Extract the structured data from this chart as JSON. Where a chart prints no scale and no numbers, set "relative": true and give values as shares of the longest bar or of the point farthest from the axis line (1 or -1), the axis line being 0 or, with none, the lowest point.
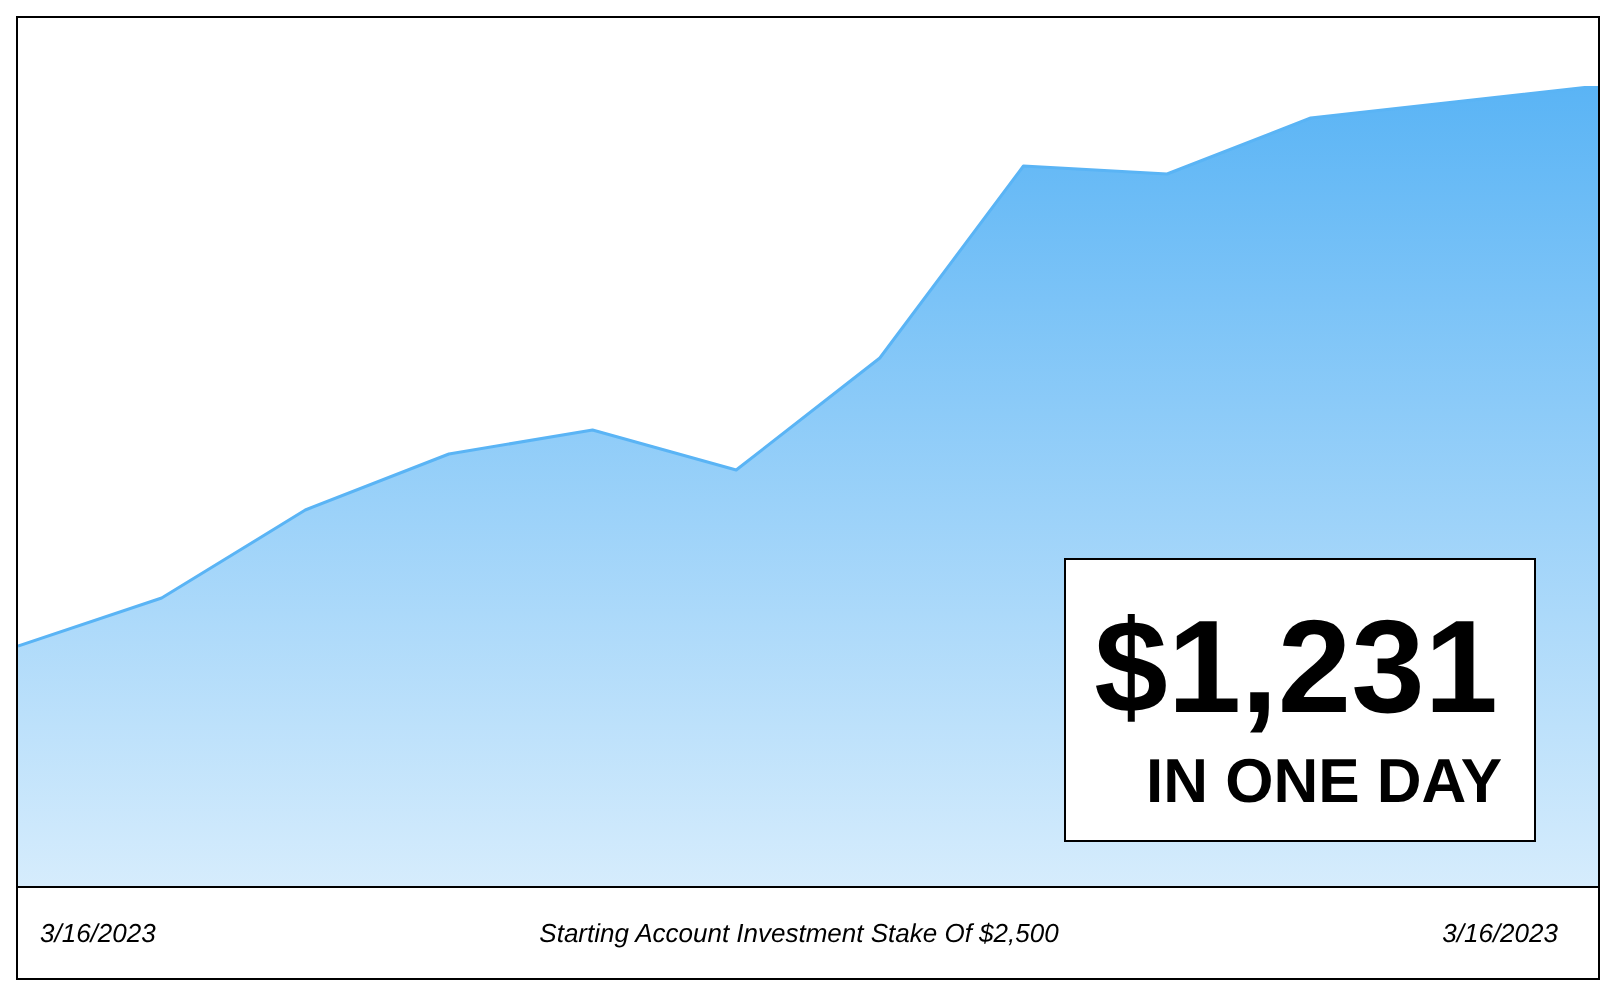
{
  "chart_data": {
    "type": "area",
    "relative": true,
    "categories": [
      null,
      null,
      null,
      null,
      null,
      null,
      null,
      null,
      null,
      null,
      null,
      null
    ],
    "series": [
      {
        "color": "#5ab4f5",
        "values": [
          0.3,
          0.36,
          0.47,
          0.54,
          0.57,
          0.52,
          0.66,
          0.9,
          0.89,
          0.96,
          0.98,
          1
        ]
      }
    ],
    "annotations": [
      "$1,231",
      "IN ONE DAY",
      "3/16/2023",
      "Starting Account Investment Stake Of $2,500",
      "3/16/2023"
    ],
    "legend": false
  }
}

========

Exercise requirements — Return all of the entries word for word, but omit the pictures.

Result of the exercise —
Extract the structured data from this chart as JSON. Where a chart prints no scale and no numbers, set "relative": true and give values as shares of the longest bar or of the point farthest from the axis line (1 or -1), the axis line being 0 or, with none, the lowest point.
{
  "chart_data": {
    "type": "area",
    "relative": true,
    "categories": [
      null,
      null,
      null,
      null,
      null,
      null,
      null,
      null,
      null,
      null,
      null,
      null
    ],
    "series": [
      {
        "color": "#5ab4f5",
        "values": [
          0.3,
          0.36,
          0.47,
          0.54,
          0.57,
          0.52,
          0.66,
          0.9,
          0.89,
          0.96,
          0.98,
          1
        ]
      }
    ],
    "annotations": [
      "$1,231",
      "IN ONE DAY",
      "3/16/2023",
      "Starting Account Investment Stake Of $2,500",
      "3/16/2023"
    ],
    "legend": false
  }
}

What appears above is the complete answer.